## WRITTEN REQUEST
Assemble all lines in which the string "address" appears.

-- start DATASET EXTRACT --

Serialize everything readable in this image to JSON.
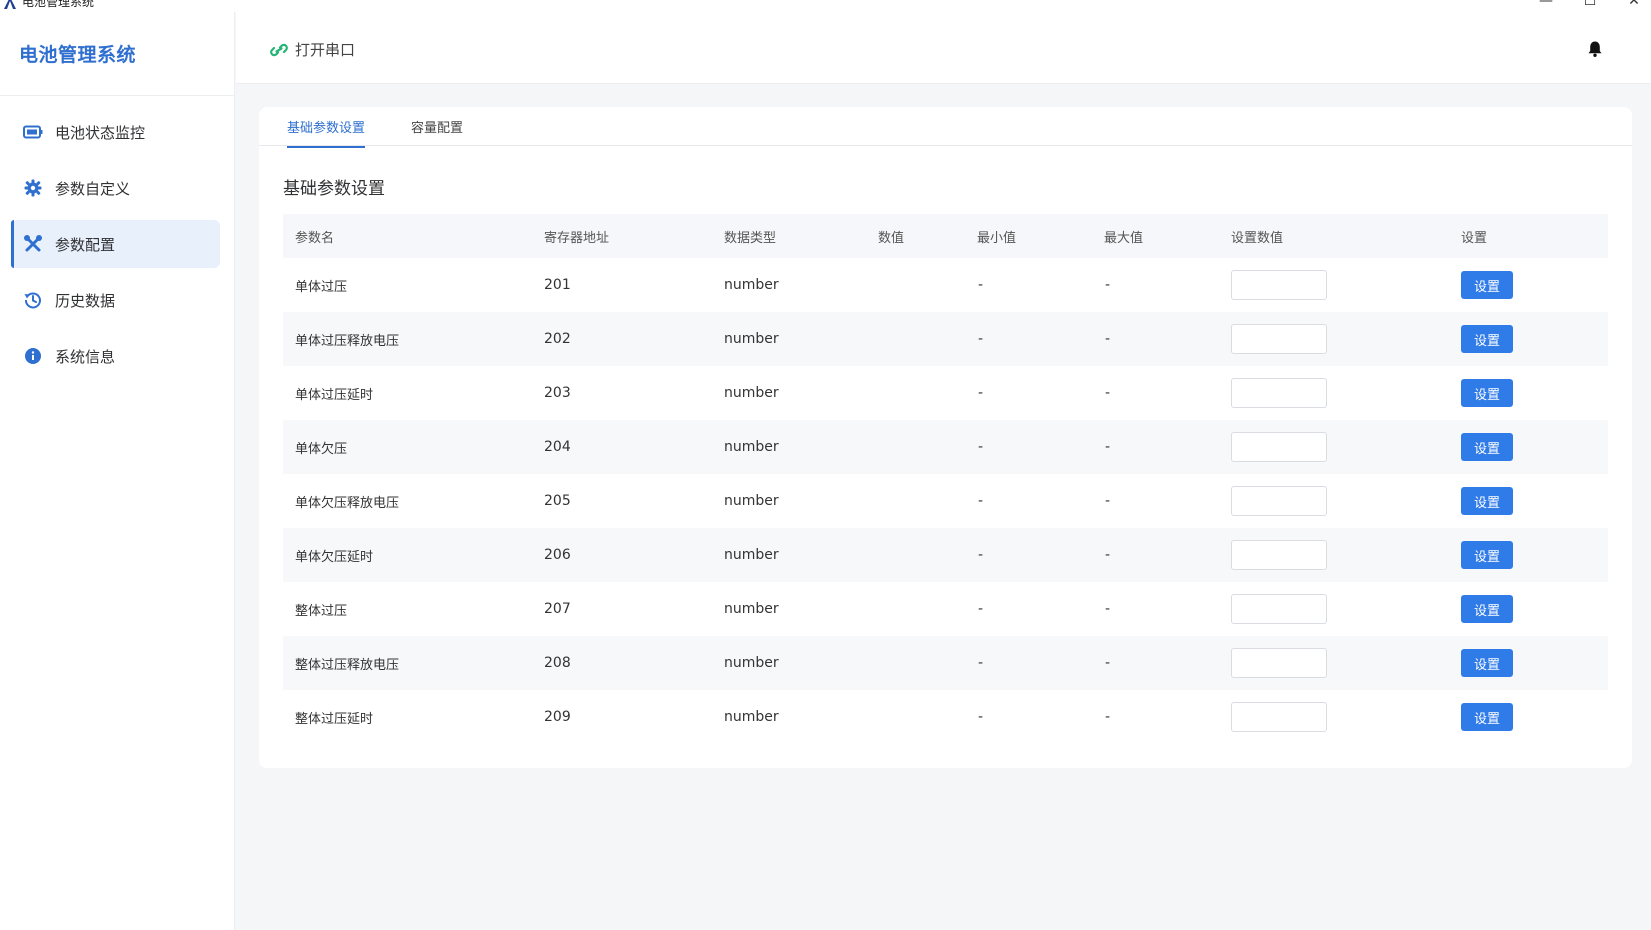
{
  "window": {
    "title": "电池管理系统",
    "minimize": "—",
    "maximize": "☐",
    "close": "✕"
  },
  "sidebar": {
    "brand": "电池管理系统",
    "items": [
      {
        "label": "电池状态监控",
        "icon": "battery-icon"
      },
      {
        "label": "参数自定义",
        "icon": "gear-icon"
      },
      {
        "label": "参数配置",
        "icon": "tools-icon",
        "active": true
      },
      {
        "label": "历史数据",
        "icon": "history-icon"
      },
      {
        "label": "系统信息",
        "icon": "info-icon"
      }
    ]
  },
  "header": {
    "serial_label": "打开串口",
    "icons": [
      "link-icon",
      "bell-icon"
    ]
  },
  "tabs": [
    {
      "label": "基础参数设置",
      "active": true
    },
    {
      "label": "容量配置",
      "active": false
    }
  ],
  "section_title": "基础参数设置",
  "table": {
    "columns": [
      "参数名",
      "寄存器地址",
      "数据类型",
      "数值",
      "最小值",
      "最大值",
      "设置数值",
      "设置"
    ],
    "rows": [
      {
        "name": "单体过压",
        "address": "201",
        "type": "number",
        "value": "",
        "min": "-",
        "max": "-",
        "input": "",
        "button": "设置"
      },
      {
        "name": "单体过压释放电压",
        "address": "202",
        "type": "number",
        "value": "",
        "min": "-",
        "max": "-",
        "input": "",
        "button": "设置"
      },
      {
        "name": "单体过压延时",
        "address": "203",
        "type": "number",
        "value": "",
        "min": "-",
        "max": "-",
        "input": "",
        "button": "设置"
      },
      {
        "name": "单体欠压",
        "address": "204",
        "type": "number",
        "value": "",
        "min": "-",
        "max": "-",
        "input": "",
        "button": "设置"
      },
      {
        "name": "单体欠压释放电压",
        "address": "205",
        "type": "number",
        "value": "",
        "min": "-",
        "max": "-",
        "input": "",
        "button": "设置"
      },
      {
        "name": "单体欠压延时",
        "address": "206",
        "type": "number",
        "value": "",
        "min": "-",
        "max": "-",
        "input": "",
        "button": "设置"
      },
      {
        "name": "整体过压",
        "address": "207",
        "type": "number",
        "value": "",
        "min": "-",
        "max": "-",
        "input": "",
        "button": "设置"
      },
      {
        "name": "整体过压释放电压",
        "address": "208",
        "type": "number",
        "value": "",
        "min": "-",
        "max": "-",
        "input": "",
        "button": "设置"
      },
      {
        "name": "整体过压延时",
        "address": "209",
        "type": "number",
        "value": "",
        "min": "-",
        "max": "-",
        "input": "",
        "button": "设置"
      }
    ]
  },
  "colors": {
    "accent": "#2f6fcf",
    "button": "#2f7be8",
    "link_icon": "#22b573"
  }
}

-- end DATASET EXTRACT --

## EXPECTED OUTPUT
        "address": "201",
        "address": "202",
        "address": "203",
        "address": "204",
        "address": "205",
        "address": "206",
        "address": "207",
        "address": "208",
        "address": "209",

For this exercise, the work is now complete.